* BEGIN *

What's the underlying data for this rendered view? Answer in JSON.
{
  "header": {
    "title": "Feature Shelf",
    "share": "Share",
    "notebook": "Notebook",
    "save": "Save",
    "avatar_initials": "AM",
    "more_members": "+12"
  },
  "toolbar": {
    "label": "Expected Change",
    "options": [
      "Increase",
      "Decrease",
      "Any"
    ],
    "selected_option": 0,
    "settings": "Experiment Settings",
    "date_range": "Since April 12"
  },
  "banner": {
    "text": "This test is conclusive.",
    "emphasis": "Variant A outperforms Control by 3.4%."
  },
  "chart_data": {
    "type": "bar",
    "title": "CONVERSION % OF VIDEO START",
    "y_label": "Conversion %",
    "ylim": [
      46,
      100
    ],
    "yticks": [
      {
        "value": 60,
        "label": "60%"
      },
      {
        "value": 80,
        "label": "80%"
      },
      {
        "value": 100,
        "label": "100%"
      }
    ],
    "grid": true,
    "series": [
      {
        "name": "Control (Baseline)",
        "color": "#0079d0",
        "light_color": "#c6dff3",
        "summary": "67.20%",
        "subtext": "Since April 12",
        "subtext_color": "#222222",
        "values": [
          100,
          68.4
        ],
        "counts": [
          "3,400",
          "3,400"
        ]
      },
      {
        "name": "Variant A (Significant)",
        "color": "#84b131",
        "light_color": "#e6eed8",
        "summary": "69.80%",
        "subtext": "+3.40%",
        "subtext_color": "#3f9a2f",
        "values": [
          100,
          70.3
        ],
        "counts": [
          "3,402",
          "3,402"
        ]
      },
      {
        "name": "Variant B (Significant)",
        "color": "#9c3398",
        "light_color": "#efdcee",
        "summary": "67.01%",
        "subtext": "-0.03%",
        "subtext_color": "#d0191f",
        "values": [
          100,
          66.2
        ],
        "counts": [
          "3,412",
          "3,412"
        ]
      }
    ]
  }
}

* END *

GOAL =>
All of the material must be reproduced exactly.

TASK SOLUTION =>
What's the underlying data for this rendered view? Answer in JSON.
{
  "header": {
    "title": "Feature Shelf",
    "share": "Share",
    "notebook": "Notebook",
    "save": "Save",
    "avatar_initials": "AM",
    "more_members": "+12"
  },
  "toolbar": {
    "label": "Expected Change",
    "options": [
      "Increase",
      "Decrease",
      "Any"
    ],
    "selected_option": 0,
    "settings": "Experiment Settings",
    "date_range": "Since April 12"
  },
  "banner": {
    "text": "This test is conclusive.",
    "emphasis": "Variant A outperforms Control by 3.4%."
  },
  "chart_data": {
    "type": "bar",
    "title": "CONVERSION % OF VIDEO START",
    "y_label": "Conversion %",
    "ylim": [
      46,
      100
    ],
    "yticks": [
      {
        "value": 60,
        "label": "60%"
      },
      {
        "value": 80,
        "label": "80%"
      },
      {
        "value": 100,
        "label": "100%"
      }
    ],
    "grid": true,
    "series": [
      {
        "name": "Control (Baseline)",
        "color": "#0079d0",
        "light_color": "#c6dff3",
        "summary": "67.20%",
        "subtext": "Since April 12",
        "subtext_color": "#222222",
        "values": [
          100,
          68.4
        ],
        "counts": [
          "3,400",
          "3,400"
        ]
      },
      {
        "name": "Variant A (Significant)",
        "color": "#84b131",
        "light_color": "#e6eed8",
        "summary": "69.80%",
        "subtext": "+3.40%",
        "subtext_color": "#3f9a2f",
        "values": [
          100,
          70.3
        ],
        "counts": [
          "3,402",
          "3,402"
        ]
      },
      {
        "name": "Variant B (Significant)",
        "color": "#9c3398",
        "light_color": "#efdcee",
        "summary": "67.01%",
        "subtext": "-0.03%",
        "subtext_color": "#d0191f",
        "values": [
          100,
          66.2
        ],
        "counts": [
          "3,412",
          "3,412"
        ]
      }
    ]
  }
}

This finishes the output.